### [Entries supplied]

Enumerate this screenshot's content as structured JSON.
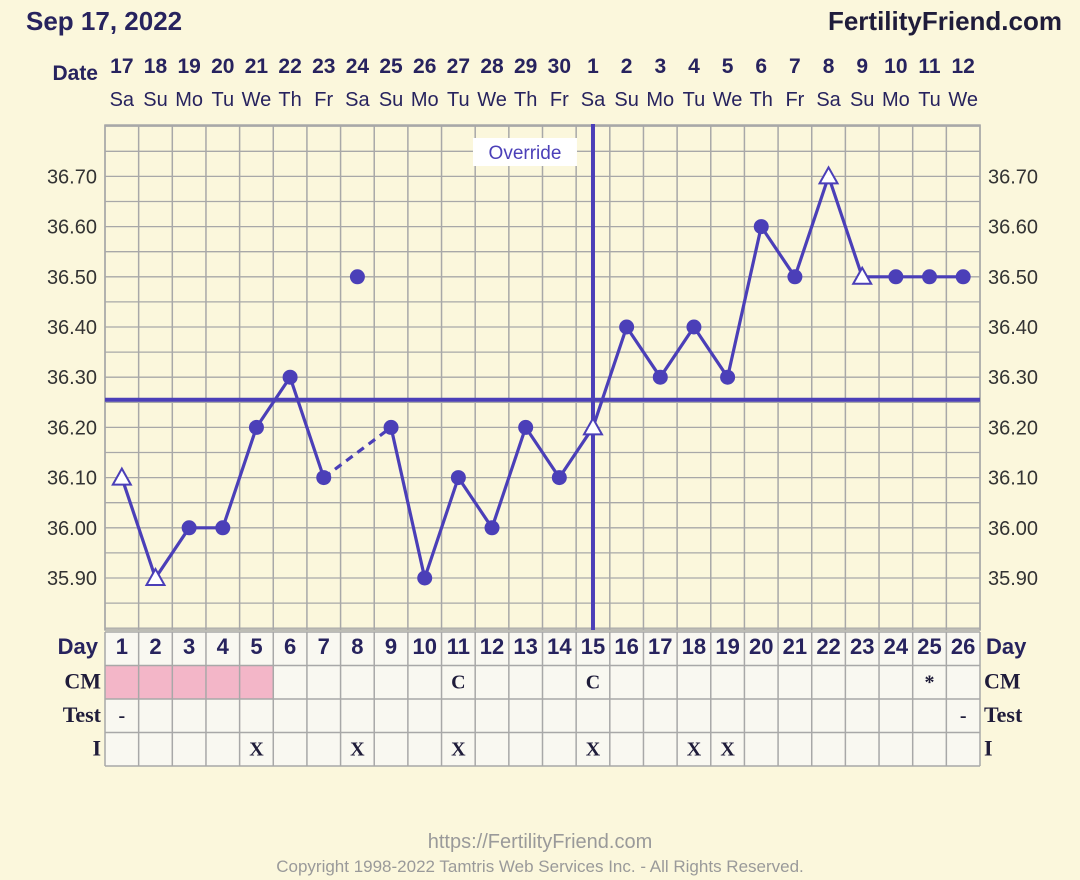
{
  "header": {
    "date": "Sep 17, 2022",
    "site": "FertilityFriend.com"
  },
  "footer": {
    "url": "https://FertilityFriend.com",
    "copyright": "Copyright 1998-2022 Tamtris Web Services Inc. - All Rights Reserved."
  },
  "colors": {
    "line": "#4b3fb8",
    "grid": "#a8a8a8",
    "background": "#fbf7dc",
    "period": "#f3b6c8"
  },
  "chart_data": {
    "type": "line",
    "date_label": "Date",
    "day_label": "Day",
    "dates": [
      "17",
      "18",
      "19",
      "20",
      "21",
      "22",
      "23",
      "24",
      "25",
      "26",
      "27",
      "28",
      "29",
      "30",
      "1",
      "2",
      "3",
      "4",
      "5",
      "6",
      "7",
      "8",
      "9",
      "10",
      "11",
      "12"
    ],
    "weekdays": [
      "Sa",
      "Su",
      "Mo",
      "Tu",
      "We",
      "Th",
      "Fr",
      "Sa",
      "Su",
      "Mo",
      "Tu",
      "We",
      "Th",
      "Fr",
      "Sa",
      "Su",
      "Mo",
      "Tu",
      "We",
      "Th",
      "Fr",
      "Sa",
      "Su",
      "Mo",
      "Tu",
      "We"
    ],
    "cycle_days": [
      1,
      2,
      3,
      4,
      5,
      6,
      7,
      8,
      9,
      10,
      11,
      12,
      13,
      14,
      15,
      16,
      17,
      18,
      19,
      20,
      21,
      22,
      23,
      24,
      25,
      26
    ],
    "temperatures": [
      36.1,
      35.9,
      36.0,
      36.0,
      36.2,
      36.3,
      36.1,
      36.5,
      36.2,
      35.9,
      36.1,
      36.0,
      36.2,
      36.1,
      36.2,
      36.4,
      36.3,
      36.4,
      36.3,
      36.6,
      36.5,
      36.7,
      36.5,
      36.5,
      36.5,
      36.5
    ],
    "open_markers": [
      1,
      2,
      15,
      22,
      23
    ],
    "discarded_days": [
      8
    ],
    "dashed_segment": [
      7,
      9
    ],
    "coverline": 36.255,
    "ovulation_day": 15,
    "ovulation_label": "Override",
    "ylim": [
      35.8,
      36.8
    ],
    "yticks": [
      "35.90",
      "36.00",
      "36.10",
      "36.20",
      "36.30",
      "36.40",
      "36.50",
      "36.60",
      "36.70"
    ],
    "rows": [
      {
        "name": "CM",
        "cells": {
          "11": "C",
          "15": "C",
          "25": "*"
        },
        "period_days": [
          1,
          2,
          3,
          4,
          5
        ]
      },
      {
        "name": "Test",
        "cells": {
          "1": "-",
          "26": "-"
        }
      },
      {
        "name": "I",
        "cells": {
          "5": "X",
          "8": "X",
          "11": "X",
          "15": "X",
          "18": "X",
          "19": "X"
        }
      }
    ]
  }
}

### [Stated problem]
Repeat the data exactly, excluding the pictures.

### [The response]
Enumerate this screenshot's content as structured JSON.
{
  "header": {
    "date": "Sep 17, 2022",
    "site": "FertilityFriend.com"
  },
  "footer": {
    "url": "https://FertilityFriend.com",
    "copyright": "Copyright 1998-2022 Tamtris Web Services Inc. - All Rights Reserved."
  },
  "colors": {
    "line": "#4b3fb8",
    "grid": "#a8a8a8",
    "background": "#fbf7dc",
    "period": "#f3b6c8"
  },
  "chart_data": {
    "type": "line",
    "date_label": "Date",
    "day_label": "Day",
    "dates": [
      "17",
      "18",
      "19",
      "20",
      "21",
      "22",
      "23",
      "24",
      "25",
      "26",
      "27",
      "28",
      "29",
      "30",
      "1",
      "2",
      "3",
      "4",
      "5",
      "6",
      "7",
      "8",
      "9",
      "10",
      "11",
      "12"
    ],
    "weekdays": [
      "Sa",
      "Su",
      "Mo",
      "Tu",
      "We",
      "Th",
      "Fr",
      "Sa",
      "Su",
      "Mo",
      "Tu",
      "We",
      "Th",
      "Fr",
      "Sa",
      "Su",
      "Mo",
      "Tu",
      "We",
      "Th",
      "Fr",
      "Sa",
      "Su",
      "Mo",
      "Tu",
      "We"
    ],
    "cycle_days": [
      1,
      2,
      3,
      4,
      5,
      6,
      7,
      8,
      9,
      10,
      11,
      12,
      13,
      14,
      15,
      16,
      17,
      18,
      19,
      20,
      21,
      22,
      23,
      24,
      25,
      26
    ],
    "temperatures": [
      36.1,
      35.9,
      36.0,
      36.0,
      36.2,
      36.3,
      36.1,
      36.5,
      36.2,
      35.9,
      36.1,
      36.0,
      36.2,
      36.1,
      36.2,
      36.4,
      36.3,
      36.4,
      36.3,
      36.6,
      36.5,
      36.7,
      36.5,
      36.5,
      36.5,
      36.5
    ],
    "open_markers": [
      1,
      2,
      15,
      22,
      23
    ],
    "discarded_days": [
      8
    ],
    "dashed_segment": [
      7,
      9
    ],
    "coverline": 36.255,
    "ovulation_day": 15,
    "ovulation_label": "Override",
    "ylim": [
      35.8,
      36.8
    ],
    "yticks": [
      "35.90",
      "36.00",
      "36.10",
      "36.20",
      "36.30",
      "36.40",
      "36.50",
      "36.60",
      "36.70"
    ],
    "rows": [
      {
        "name": "CM",
        "cells": {
          "11": "C",
          "15": "C",
          "25": "*"
        },
        "period_days": [
          1,
          2,
          3,
          4,
          5
        ]
      },
      {
        "name": "Test",
        "cells": {
          "1": "-",
          "26": "-"
        }
      },
      {
        "name": "I",
        "cells": {
          "5": "X",
          "8": "X",
          "11": "X",
          "15": "X",
          "18": "X",
          "19": "X"
        }
      }
    ]
  }
}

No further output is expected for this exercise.